** Description of the task **
Omit every picture, then give all the entries again exactly.

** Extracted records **
>> Start

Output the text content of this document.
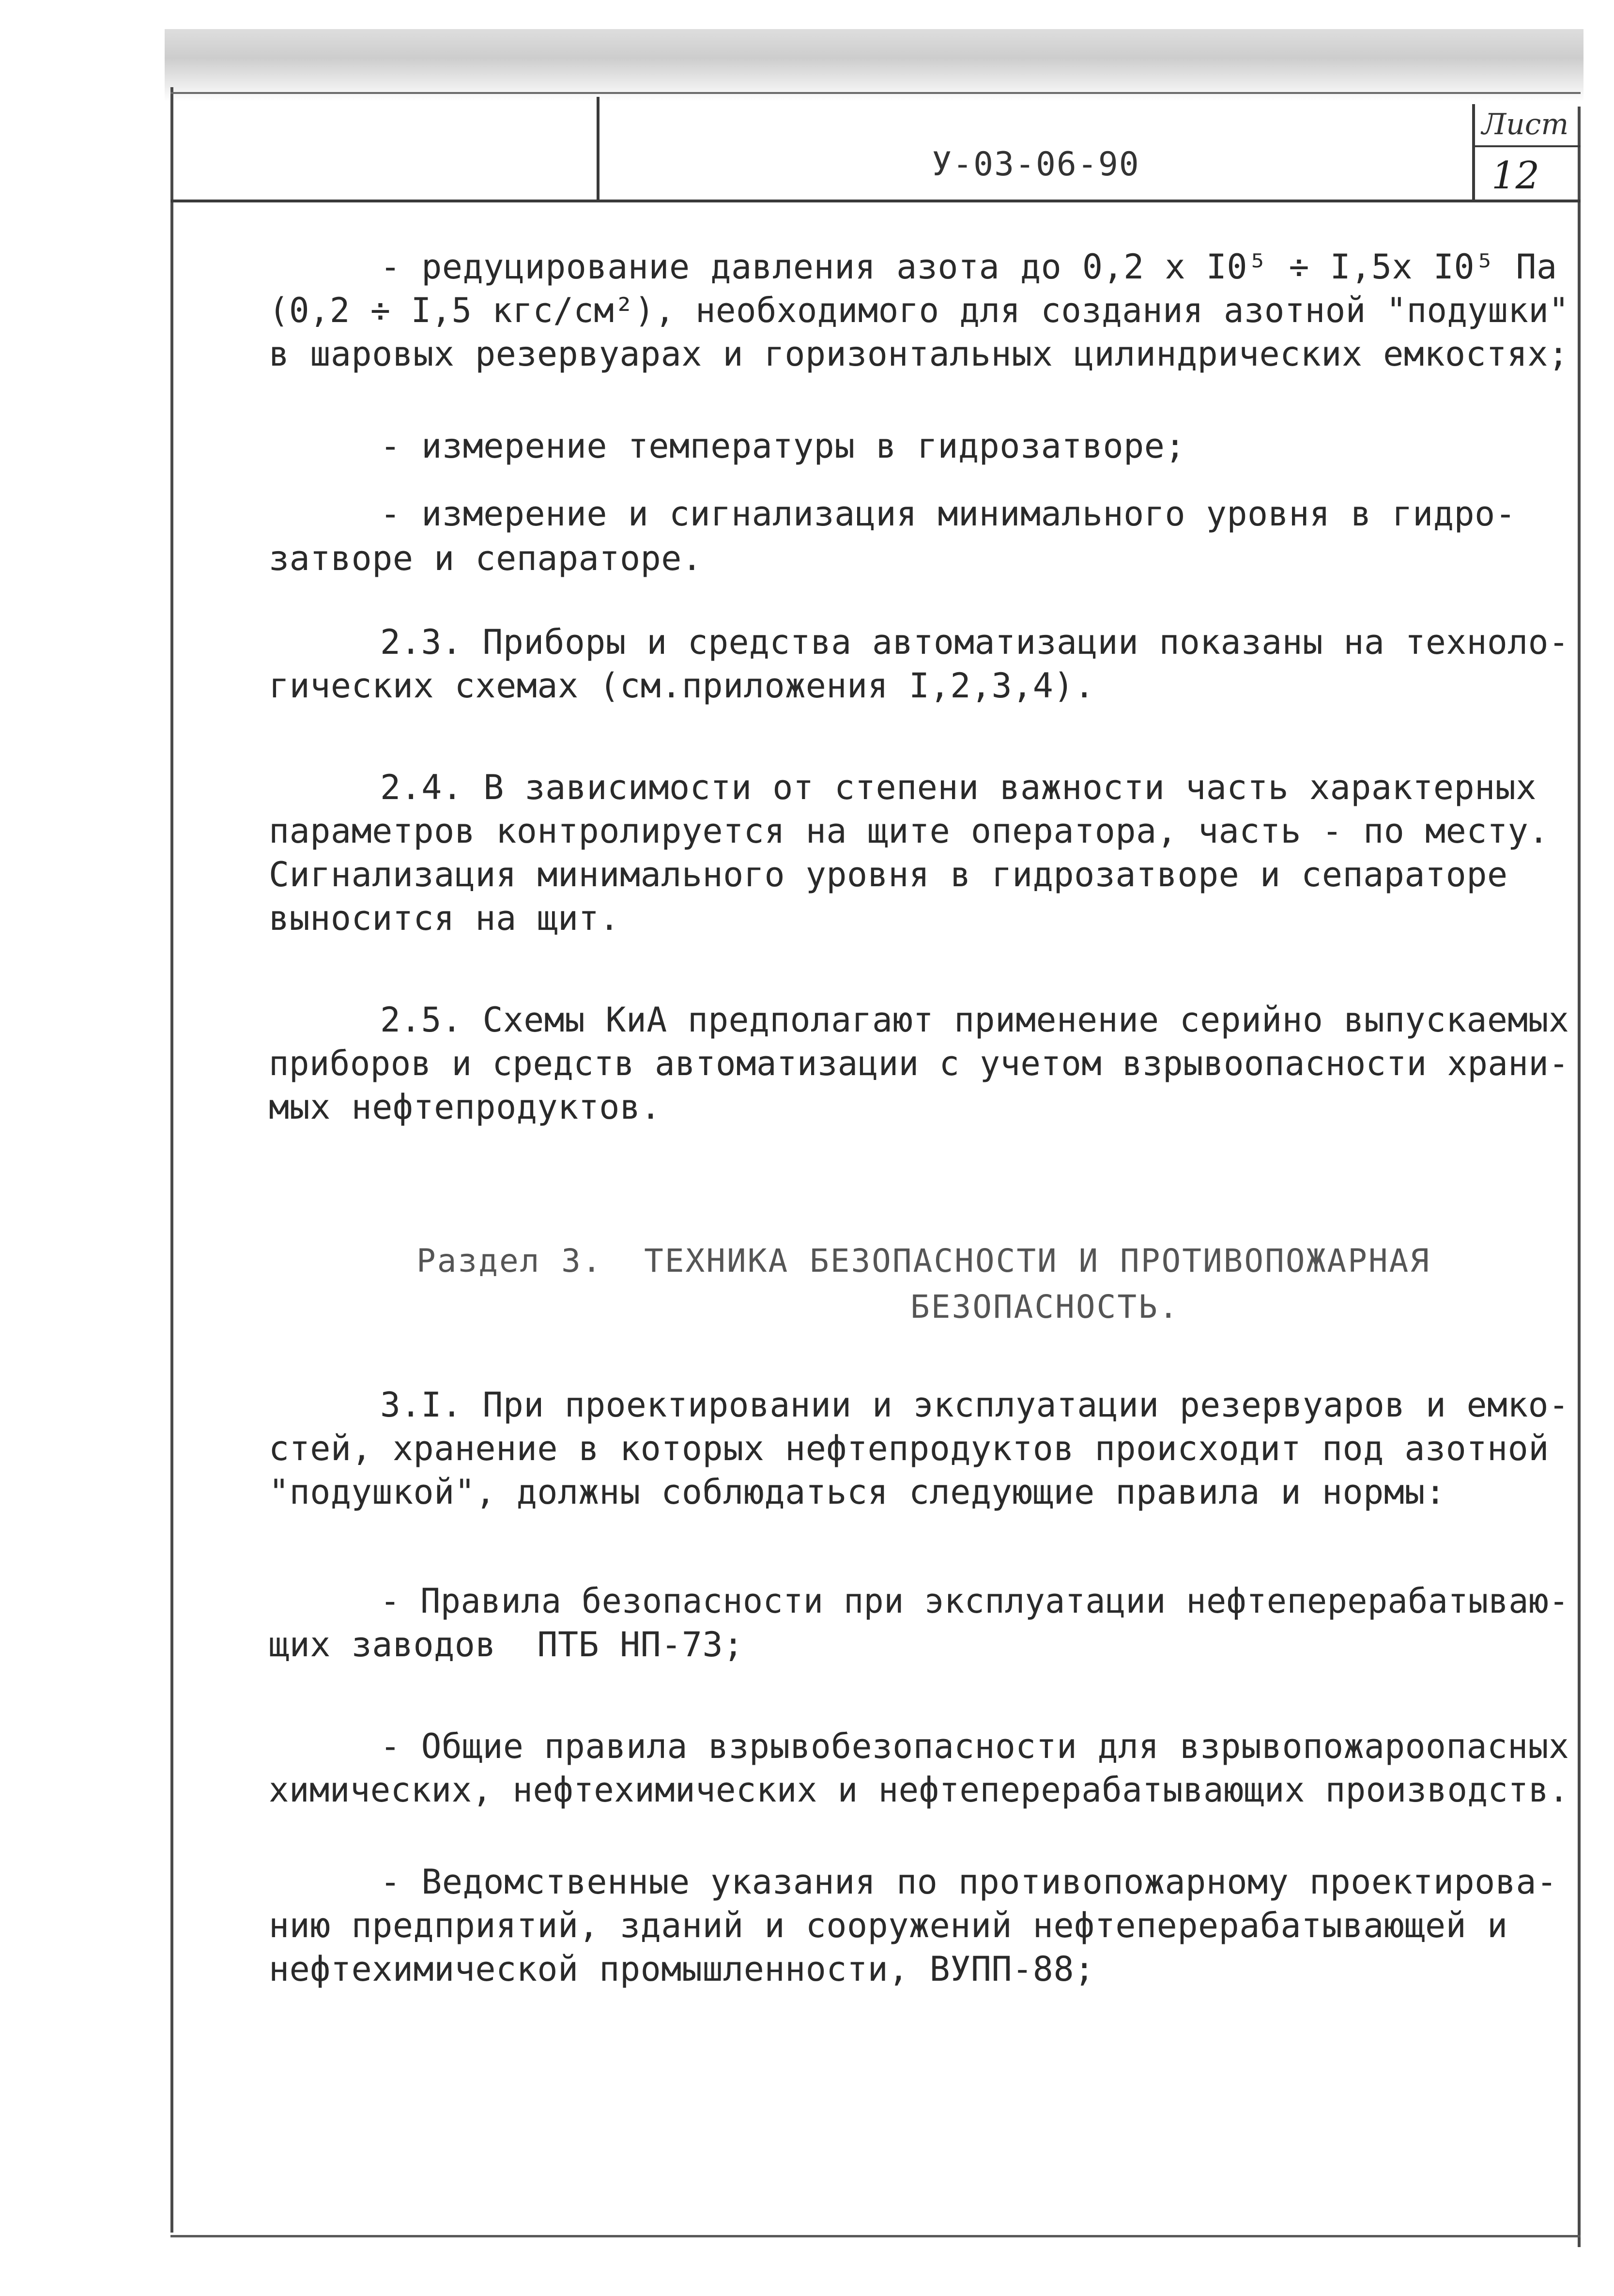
У-03-06-90
Лист
12
- редуцирование давления азота до 0,2 х I0⁵ ÷ I,5х I0⁵ Па
(0,2 ÷ I,5 кгс/см²), необходимого для создания азотной "подушки"
в шаровых резервуарах и горизонтальных цилиндрических емкостях;
- измерение температуры в гидрозатворе;
- измерение и сигнализация минимального уровня в гидро-
затворе и сепараторе.
2.3. Приборы и средства автоматизации показаны на техноло-
гических схемах (см.приложения I,2,3,4).
2.4. В зависимости от степени важности часть характерных
параметров контролируется на щите оператора, часть - по месту.
Сигнализация минимального уровня в гидрозатворе и сепараторе
выносится на щит.
2.5. Схемы КиА предполагают применение серийно выпускаемых
приборов и средств автоматизации с учетом взрывоопасности храни-
мых нефтепродуктов.
Раздел 3.  ТЕХНИКА БЕЗОПАСНОСТИ И ПРОТИВОПОЖАРНАЯ
БЕЗОПАСНОСТЬ.
3.I. При проектировании и эксплуатации резервуаров и емко-
стей, хранение в которых нефтепродуктов происходит под азотной
"подушкой", должны соблюдаться следующие правила и нормы:
- Правила безопасности при эксплуатации нефтеперерабатываю-
щих заводов  ПТБ НП-73;
- Общие правила взрывобезопасности для взрывопожароопасных
химических, нефтехимических и нефтеперерабатывающих производств.
- Ведомственные указания по противопожарному проектирова-
нию предприятий, зданий и сооружений нефтеперерабатывающей и
нефтехимической промышленности, ВУПП-88;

>> End

** Solution for this exercise **
Output the text content of this document.
У-03-06-90
Лист
12
- редуцирование давления азота до 0,2 х I0⁵ ÷ I,5х I0⁵ Па
(0,2 ÷ I,5 кгс/см²), необходимого для создания азотной "подушки"
в шаровых резервуарах и горизонтальных цилиндрических емкостях;
- измерение температуры в гидрозатворе;
- измерение и сигнализация минимального уровня в гидро-
затворе и сепараторе.
2.3. Приборы и средства автоматизации показаны на техноло-
гических схемах (см.приложения I,2,3,4).
2.4. В зависимости от степени важности часть характерных
параметров контролируется на щите оператора, часть - по месту.
Сигнализация минимального уровня в гидрозатворе и сепараторе
выносится на щит.
2.5. Схемы КиА предполагают применение серийно выпускаемых
приборов и средств автоматизации с учетом взрывоопасности храни-
мых нефтепродуктов.
Раздел 3.  ТЕХНИКА БЕЗОПАСНОСТИ И ПРОТИВОПОЖАРНАЯ
БЕЗОПАСНОСТЬ.
3.I. При проектировании и эксплуатации резервуаров и емко-
стей, хранение в которых нефтепродуктов происходит под азотной
"подушкой", должны соблюдаться следующие правила и нормы:
- Правила безопасности при эксплуатации нефтеперерабатываю-
щих заводов  ПТБ НП-73;
- Общие правила взрывобезопасности для взрывопожароопасных
химических, нефтехимических и нефтеперерабатывающих производств.
- Ведомственные указания по противопожарному проектирова-
нию предприятий, зданий и сооружений нефтеперерабатывающей и
нефтехимической промышленности, ВУПП-88;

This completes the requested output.